▶ _Data for the task_
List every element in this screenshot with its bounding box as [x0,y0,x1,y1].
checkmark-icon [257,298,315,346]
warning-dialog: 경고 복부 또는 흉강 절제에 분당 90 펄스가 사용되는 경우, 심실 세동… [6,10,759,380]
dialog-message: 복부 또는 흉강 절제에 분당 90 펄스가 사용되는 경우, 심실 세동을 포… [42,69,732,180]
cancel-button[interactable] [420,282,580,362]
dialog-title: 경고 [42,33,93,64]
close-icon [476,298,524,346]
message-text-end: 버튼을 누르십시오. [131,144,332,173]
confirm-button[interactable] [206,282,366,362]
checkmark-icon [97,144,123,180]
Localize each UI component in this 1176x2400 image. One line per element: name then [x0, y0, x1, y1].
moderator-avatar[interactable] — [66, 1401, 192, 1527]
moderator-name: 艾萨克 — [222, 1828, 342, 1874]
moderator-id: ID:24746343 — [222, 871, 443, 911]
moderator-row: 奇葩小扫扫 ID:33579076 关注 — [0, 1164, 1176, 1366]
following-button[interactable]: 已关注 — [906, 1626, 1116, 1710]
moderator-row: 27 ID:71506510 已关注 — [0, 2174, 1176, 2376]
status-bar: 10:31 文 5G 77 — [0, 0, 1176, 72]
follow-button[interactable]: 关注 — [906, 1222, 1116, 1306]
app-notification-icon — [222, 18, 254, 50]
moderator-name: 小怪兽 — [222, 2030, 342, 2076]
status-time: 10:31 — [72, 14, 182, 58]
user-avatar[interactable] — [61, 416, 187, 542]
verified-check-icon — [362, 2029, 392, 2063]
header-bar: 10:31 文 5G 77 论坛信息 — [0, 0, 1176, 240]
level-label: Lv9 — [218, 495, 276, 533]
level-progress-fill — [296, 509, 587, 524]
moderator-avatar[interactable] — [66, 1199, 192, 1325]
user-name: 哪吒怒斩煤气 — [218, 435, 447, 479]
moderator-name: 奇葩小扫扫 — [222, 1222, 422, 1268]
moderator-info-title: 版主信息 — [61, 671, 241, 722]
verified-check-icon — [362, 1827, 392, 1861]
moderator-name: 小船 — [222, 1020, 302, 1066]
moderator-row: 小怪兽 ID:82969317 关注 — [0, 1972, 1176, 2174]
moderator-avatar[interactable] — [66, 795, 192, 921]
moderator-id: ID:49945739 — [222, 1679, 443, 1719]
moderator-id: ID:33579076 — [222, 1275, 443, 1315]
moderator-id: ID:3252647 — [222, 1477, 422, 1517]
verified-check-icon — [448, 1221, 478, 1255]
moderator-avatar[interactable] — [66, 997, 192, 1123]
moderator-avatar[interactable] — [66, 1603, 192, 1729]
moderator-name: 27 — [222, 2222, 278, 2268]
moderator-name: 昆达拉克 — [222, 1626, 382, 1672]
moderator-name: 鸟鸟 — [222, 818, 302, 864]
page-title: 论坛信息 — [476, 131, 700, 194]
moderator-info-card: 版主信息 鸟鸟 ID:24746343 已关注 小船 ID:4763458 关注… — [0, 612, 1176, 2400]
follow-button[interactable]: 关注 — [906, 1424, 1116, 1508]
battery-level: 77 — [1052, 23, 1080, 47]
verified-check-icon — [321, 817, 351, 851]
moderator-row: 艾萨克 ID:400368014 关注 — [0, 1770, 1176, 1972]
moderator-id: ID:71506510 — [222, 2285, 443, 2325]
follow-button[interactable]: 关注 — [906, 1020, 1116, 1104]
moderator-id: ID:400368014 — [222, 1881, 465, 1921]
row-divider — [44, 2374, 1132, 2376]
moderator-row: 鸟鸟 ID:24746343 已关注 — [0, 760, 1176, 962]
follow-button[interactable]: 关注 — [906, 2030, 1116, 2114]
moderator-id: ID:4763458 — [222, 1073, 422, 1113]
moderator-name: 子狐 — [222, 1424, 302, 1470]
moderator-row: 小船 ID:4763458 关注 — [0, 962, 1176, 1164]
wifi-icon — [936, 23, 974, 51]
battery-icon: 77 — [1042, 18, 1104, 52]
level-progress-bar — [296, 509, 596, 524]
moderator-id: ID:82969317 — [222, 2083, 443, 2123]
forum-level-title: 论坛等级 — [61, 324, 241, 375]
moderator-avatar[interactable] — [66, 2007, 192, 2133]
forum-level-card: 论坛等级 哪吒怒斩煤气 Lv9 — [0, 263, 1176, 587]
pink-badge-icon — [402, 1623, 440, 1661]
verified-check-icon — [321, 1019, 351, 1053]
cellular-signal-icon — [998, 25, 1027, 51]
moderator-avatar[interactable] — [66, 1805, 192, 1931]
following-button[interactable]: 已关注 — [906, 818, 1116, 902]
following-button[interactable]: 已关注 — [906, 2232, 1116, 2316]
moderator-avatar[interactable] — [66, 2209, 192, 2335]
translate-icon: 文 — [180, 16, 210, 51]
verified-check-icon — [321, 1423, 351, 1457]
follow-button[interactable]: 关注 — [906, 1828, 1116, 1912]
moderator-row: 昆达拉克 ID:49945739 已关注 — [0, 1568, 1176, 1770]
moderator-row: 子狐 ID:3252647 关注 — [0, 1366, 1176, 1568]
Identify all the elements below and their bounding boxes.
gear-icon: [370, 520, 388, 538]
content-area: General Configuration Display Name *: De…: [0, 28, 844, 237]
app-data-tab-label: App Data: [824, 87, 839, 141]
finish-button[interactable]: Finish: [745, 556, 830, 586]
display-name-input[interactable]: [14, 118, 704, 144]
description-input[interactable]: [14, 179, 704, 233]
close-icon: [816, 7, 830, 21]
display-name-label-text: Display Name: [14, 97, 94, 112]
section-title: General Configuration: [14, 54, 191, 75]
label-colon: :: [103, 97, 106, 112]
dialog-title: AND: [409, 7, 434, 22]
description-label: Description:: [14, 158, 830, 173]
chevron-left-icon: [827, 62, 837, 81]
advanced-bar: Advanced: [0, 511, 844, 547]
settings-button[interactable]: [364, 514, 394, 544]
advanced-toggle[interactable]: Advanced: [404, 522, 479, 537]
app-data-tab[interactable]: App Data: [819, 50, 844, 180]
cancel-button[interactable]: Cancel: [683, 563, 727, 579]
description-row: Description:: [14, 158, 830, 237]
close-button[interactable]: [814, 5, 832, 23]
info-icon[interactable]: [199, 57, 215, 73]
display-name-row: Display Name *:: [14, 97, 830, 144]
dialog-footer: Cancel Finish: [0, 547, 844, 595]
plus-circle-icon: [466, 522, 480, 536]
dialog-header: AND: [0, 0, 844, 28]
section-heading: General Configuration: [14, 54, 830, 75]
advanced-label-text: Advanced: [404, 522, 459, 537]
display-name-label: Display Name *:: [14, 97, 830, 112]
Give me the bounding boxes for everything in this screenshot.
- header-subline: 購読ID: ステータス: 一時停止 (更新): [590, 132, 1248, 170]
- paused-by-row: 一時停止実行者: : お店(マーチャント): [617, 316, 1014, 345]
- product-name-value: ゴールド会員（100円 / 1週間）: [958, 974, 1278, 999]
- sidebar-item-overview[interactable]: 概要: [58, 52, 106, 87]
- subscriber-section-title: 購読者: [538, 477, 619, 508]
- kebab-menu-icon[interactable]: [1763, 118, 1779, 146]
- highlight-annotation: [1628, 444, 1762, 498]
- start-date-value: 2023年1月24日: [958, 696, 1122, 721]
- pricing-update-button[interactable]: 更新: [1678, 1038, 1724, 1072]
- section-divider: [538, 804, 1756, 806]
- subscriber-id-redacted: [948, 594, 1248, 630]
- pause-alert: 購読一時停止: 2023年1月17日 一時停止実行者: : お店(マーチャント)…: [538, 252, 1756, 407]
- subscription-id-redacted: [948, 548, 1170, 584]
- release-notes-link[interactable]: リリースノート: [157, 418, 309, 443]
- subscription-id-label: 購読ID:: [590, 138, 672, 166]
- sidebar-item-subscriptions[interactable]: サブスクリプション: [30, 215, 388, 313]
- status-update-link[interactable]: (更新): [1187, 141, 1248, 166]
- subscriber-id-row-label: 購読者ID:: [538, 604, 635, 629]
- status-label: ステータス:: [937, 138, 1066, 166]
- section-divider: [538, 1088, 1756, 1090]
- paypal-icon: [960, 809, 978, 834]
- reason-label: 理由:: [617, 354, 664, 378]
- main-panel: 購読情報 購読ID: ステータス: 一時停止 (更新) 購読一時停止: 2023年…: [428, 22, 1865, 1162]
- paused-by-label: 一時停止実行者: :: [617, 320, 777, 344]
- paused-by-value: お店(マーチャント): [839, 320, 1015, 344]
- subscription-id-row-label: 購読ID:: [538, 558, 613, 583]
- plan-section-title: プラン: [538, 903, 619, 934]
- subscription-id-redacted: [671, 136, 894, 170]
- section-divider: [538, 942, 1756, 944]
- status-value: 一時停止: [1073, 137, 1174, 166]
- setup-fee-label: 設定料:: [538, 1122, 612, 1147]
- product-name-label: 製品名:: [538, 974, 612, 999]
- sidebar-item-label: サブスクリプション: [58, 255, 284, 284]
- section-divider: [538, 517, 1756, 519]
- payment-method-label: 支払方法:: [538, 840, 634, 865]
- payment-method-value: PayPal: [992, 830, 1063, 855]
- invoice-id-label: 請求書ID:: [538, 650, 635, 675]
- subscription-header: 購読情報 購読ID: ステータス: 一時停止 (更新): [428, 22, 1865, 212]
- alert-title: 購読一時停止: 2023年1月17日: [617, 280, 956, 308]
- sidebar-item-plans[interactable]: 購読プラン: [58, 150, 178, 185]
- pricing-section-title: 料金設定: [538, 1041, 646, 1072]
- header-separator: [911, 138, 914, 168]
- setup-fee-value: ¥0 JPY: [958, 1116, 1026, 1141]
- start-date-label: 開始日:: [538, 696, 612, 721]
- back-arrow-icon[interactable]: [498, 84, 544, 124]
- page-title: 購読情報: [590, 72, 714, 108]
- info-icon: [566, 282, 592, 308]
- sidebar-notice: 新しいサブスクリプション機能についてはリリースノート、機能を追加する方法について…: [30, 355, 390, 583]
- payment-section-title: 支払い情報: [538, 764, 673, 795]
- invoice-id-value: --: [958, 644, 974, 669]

▶ _Written exercise_
Can you convert the records, from their first line through the line containing "Localize each UI", both included, into a JSON list of strings with one string per line and no blank lines?

▶ _Reply_
[
  "List every element in this screenshot with its bounding box as [x0,y0,x1,y1].",
  "checkmark-icon [257,298,315,346]",
  "warning-dialog: 경고 복부 또는 흉강 절제에 분당 90 펄스가 사용되는 경우, 심실 세동… [6,10,759,380]",
  "dialog-message: 복부 또는 흉강 절제에 분당 90 펄스가 사용되는 경우, 심실 세동을 포… [42,69,732,180]",
  "cancel-button[interactable] [420,282,580,362]",
  "dialog-title: 경고 [42,33,93,64]",
  "close-icon [476,298,524,346]",
  "message-text-end: 버튼을 누르십시오. [131,144,332,173]",
  "confirm-button[interactable] [206,282,366,362]",
  "checkmark-icon [97,144,123,180]",
  "Localize each UI component in this 1176x2400 image. One line per element: name then [x0, y0, x1, y1]."
]